# Given passage
»»
Brown was executed by the Commonwealth of Virginia on December 2, 1859, after his conviction for murder, treason, and inciting a slave insurrection. Young had never met Brown, but when his abolitionist friend Lucius G. Bigelow informed him that John Brown's body was passing through Rutland en route to be buried at his home in North Elba, New York, only 100 miles away across Lake Champlain, they decided to attend. They traveled all night and arrived only hours before the service began. As he was the only minister present (others had declined), when Wendell Phillips asked him to preside, he said that he then "knew why God had sent [him] there". The reporter present, who took it down "phonographically" (stenographically), called Young's impromptu opening prayer "impressive".
As the body was being lowered into the grave he felt moved to recite words of the apostle Paul: "I have fought a good fight. I have finished my course. I have kept the faith" (2 Timothy 4:7).

When he returned to Burlington, he found himself savagely attacked in the local paper. He was socially ostracized and snubbed and prominent members of his church resigned. Young said he was the victim of persecution.

Honorable men there were who suggested it would be a spectacle not for tears to see me dangling at the end of a rope from the highest tree on the common, swinging and twisting in the wind.

He was told that he would never again be permitted to occupy a pulpit.

In a 2016 sermon on Young, Rev. Karen G. Johnston says, without explanation, "that there is dispute between Young's account, and that of the Burlington church, about what led to his leaving."
««
# Extracted records
»»
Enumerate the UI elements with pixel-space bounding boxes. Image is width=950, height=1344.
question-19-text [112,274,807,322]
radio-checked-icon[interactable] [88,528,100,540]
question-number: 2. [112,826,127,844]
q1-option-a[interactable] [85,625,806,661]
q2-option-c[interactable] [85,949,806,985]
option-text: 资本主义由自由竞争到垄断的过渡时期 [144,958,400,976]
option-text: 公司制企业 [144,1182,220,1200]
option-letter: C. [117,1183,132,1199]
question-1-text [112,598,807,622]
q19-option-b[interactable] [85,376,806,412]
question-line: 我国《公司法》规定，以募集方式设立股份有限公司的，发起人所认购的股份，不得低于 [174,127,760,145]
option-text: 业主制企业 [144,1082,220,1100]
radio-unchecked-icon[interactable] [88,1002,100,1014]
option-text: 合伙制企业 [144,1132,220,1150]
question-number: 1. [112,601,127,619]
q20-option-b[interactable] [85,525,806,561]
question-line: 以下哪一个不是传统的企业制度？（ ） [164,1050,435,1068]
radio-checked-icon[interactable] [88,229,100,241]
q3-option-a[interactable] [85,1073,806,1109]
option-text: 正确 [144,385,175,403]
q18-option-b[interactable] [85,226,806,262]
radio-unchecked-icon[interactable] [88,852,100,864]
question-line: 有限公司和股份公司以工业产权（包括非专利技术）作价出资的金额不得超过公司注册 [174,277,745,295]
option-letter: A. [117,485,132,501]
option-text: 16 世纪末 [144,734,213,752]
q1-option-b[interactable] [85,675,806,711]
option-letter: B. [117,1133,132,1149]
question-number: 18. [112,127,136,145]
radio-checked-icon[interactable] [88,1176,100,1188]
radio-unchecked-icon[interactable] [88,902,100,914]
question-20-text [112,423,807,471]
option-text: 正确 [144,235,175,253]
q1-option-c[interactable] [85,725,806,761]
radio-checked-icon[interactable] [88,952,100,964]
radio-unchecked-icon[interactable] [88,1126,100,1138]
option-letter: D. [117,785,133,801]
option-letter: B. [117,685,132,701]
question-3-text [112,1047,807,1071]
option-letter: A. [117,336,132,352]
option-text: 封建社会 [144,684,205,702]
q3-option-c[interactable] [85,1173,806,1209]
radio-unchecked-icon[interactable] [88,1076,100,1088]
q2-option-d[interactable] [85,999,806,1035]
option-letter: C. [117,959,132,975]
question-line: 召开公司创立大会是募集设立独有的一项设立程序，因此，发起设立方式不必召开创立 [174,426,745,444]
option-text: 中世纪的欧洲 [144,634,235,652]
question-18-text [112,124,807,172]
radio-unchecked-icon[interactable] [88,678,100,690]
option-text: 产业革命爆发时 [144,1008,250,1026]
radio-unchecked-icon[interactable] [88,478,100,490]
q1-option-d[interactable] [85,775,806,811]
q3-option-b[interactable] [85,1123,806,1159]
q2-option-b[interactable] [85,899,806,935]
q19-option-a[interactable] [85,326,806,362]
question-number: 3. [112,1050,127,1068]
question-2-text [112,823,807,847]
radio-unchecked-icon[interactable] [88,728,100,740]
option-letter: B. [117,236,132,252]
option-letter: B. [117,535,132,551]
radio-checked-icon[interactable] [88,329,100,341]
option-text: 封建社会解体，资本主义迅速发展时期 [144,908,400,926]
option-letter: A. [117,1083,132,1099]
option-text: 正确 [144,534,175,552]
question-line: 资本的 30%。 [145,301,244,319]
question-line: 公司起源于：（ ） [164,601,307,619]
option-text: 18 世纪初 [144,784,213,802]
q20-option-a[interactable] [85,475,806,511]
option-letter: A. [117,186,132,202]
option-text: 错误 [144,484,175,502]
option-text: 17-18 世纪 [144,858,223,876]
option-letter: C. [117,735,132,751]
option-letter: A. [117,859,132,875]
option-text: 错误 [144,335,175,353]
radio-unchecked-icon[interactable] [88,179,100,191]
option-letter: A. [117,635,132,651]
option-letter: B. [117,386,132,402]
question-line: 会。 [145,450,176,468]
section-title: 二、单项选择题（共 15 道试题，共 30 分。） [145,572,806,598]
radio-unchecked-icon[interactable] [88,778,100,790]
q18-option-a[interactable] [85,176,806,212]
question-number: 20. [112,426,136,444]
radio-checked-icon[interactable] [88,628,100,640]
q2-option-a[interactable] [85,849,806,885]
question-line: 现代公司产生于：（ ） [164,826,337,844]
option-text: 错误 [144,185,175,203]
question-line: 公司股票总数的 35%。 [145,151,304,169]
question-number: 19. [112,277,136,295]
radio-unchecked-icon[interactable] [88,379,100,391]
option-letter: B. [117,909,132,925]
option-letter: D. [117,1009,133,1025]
««
# Directions
(A) In the passage about Young at John Brown's funeral, who asked Young to preside over the service?
(B) Repeat the passage about Young at John Brown's funeral between "As the body" and "in the wind.", inclusive.
(C) Write the next part of the passage about Young and John Brown's funeral, picking up after its final sentence.

# Exercise responses
(A) Wendell Phillips asked him to preside.

(B)
As the body was being lowered into the grave he felt moved to recite words of the apostle Paul: "I have fought a good fight. I have finished my course. I have kept the faith" (2 Timothy 4:7).

When he returned to Burlington, he found himself savagely attacked in the local paper. He was socially ostracized and snubbed and prominent members of his church resigned. Young said he was the victim of persecution.

Honorable men there were who suggested it would be a spectacle not for tears to see me dangling at the end of a rope from the highest tree on the common, swinging and twisting in the wind.

(C)
==Reburials in 1899==

Young presided over the 1899 ceremony in which ten of Brown's men, which had been buried elsewhere, eight of them thrown into two packing crates, were reburied next to John Brown's grave.

==Publications==
- Young, Joshua (1854). "God Greater than Man.—A Sermon Preached June 11th, after the Rendition of Anthony Burns, by Joshua Young, Minister of the First Congregational Church, Burlington, Vt."
- Young, Joshua (1854). "Come and see! What It Is to be a Unitarian. A Discourse delivered in Burlington, Vermont, November 26, 1854, with an Appendix, by Joshua Young, Minister of the First Congregational Church"
- Young, Joshua (1859). "Report of the town superintendants of common schools, for the year ending March 1, 1859"
- Young, Joshua (1859). "Man Better than a Sheep. A Sermon Preached Thanksgiving day, Nov. 24, 1859, by Joshua Young, Minister of the Unitarian Church, Burlington, Vt. : Published by request"
- Young, Joshua (1865). "To the Worshipful Masters, Wardens, and Brothers of Si. Mary's Lodge, A.F. and A.M., St. Mary's, Georgia. Old Colony Lodge of Hingham, Mass., sends greeting"
- Young, Joshua (1872). "The Tree Is Known by its Fruit. A Sermon Preached Feb. 11, 1872, in the Unitarian Church, Fall River"
- Young, Joshua (1889). "Centennial anniversary of Washington's inauguration. Proceedings in the First Parish Meeting-house, at Groton, Massachusetts, April 30, 1889"
- Young, Joshua (1892). "One hundred years of Old Colony Lodge A.F. and A.M. : Centennial celebration, Higham, Dec. 9, 1892."
- Young, Joshua (1902). "Address at the Funeral of Mrs. Charlotte Augusta Langdon Sibley: of Groton, Mass., Jan. 25, 1902, by her pastor, Rev. Joshua Young, D.D."
- Young, Joshua (1902). "Letter of resignation of Rev. Joshua Young, D.D. : of the First Parish Church in Groton, Massachusetts, March 8, 1902."
- Young, Joshua (1904). "The Funeral of John Brown"

==Legacy==
- Folk singer Pete Sutherland based a 1997 song, "A Crown of Righteousness”, on a sermon by Young.
- In 2012, lines from Young's 1854 sermon “Come and See What It Is to Be a Unitarian" were used for responsive reading by Young's final parish, the First Parish Church of Groton.